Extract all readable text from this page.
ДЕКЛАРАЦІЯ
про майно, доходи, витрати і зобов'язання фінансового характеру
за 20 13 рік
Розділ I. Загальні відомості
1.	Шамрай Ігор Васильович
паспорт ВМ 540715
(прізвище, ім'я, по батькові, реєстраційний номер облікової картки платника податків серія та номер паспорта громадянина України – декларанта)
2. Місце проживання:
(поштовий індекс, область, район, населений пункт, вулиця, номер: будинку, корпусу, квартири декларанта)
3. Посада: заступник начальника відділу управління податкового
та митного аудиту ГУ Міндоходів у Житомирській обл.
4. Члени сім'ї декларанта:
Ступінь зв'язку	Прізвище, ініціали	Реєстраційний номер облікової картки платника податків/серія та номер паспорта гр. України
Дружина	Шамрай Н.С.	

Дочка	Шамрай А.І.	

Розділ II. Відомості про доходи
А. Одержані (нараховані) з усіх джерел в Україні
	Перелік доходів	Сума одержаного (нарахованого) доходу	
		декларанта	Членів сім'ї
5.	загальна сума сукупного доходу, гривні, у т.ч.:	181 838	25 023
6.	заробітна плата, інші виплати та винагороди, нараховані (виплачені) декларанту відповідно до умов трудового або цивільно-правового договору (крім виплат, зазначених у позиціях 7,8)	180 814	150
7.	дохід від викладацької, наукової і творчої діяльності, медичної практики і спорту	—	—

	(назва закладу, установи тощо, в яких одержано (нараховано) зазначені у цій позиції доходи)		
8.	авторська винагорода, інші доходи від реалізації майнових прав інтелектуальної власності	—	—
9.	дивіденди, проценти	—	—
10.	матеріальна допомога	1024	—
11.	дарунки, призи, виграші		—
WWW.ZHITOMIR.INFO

══════

**AIM OF THE TASK**
Every record should be given again exactly.

**FINISHED TASK**
Extract all readable text from this page.
ДЕКЛАРАЦІЯ
про майно, доходи, витрати і зобов'язання фінансового характеру
за 20 13 рік
Розділ I. Загальні відомості
1.	Шамрай Ігор Васильович
паспорт ВМ 540715
(прізвище, ім'я, по батькові, реєстраційний номер облікової картки платника податків серія та номер паспорта громадянина України – декларанта)
2. Місце проживання:
(поштовий індекс, область, район, населений пункт, вулиця, номер: будинку, корпусу, квартири декларанта)
3. Посада: заступник начальника відділу управління податкового
та митного аудиту ГУ Міндоходів у Житомирській обл.
4. Члени сім'ї декларанта:
Ступінь зв'язку	Прізвище, ініціали	Реєстраційний номер облікової картки платника податків/серія та номер паспорта гр. України
Дружина	Шамрай Н.С.	

Дочка	Шамрай А.І.	

Розділ II. Відомості про доходи
А. Одержані (нараховані) з усіх джерел в Україні
	Перелік доходів	Сума одержаного (нарахованого) доходу	
		декларанта	Членів сім'ї
5.	загальна сума сукупного доходу, гривні, у т.ч.:	181 838	25 023
6.	заробітна плата, інші виплати та винагороди, нараховані (виплачені) декларанту відповідно до умов трудового або цивільно-правового договору (крім виплат, зазначених у позиціях 7,8)	180 814	150
7.	дохід від викладацької, наукової і творчої діяльності, медичної практики і спорту	—	—

	(назва закладу, установи тощо, в яких одержано (нараховано) зазначені у цій позиції доходи)		
8.	авторська винагорода, інші доходи від реалізації майнових прав інтелектуальної власності	—	—
9.	дивіденди, проценти	—	—
10.	матеріальна допомога	1024	—
11.	дарунки, призи, виграші		—
WWW.ZHITOMIR.INFO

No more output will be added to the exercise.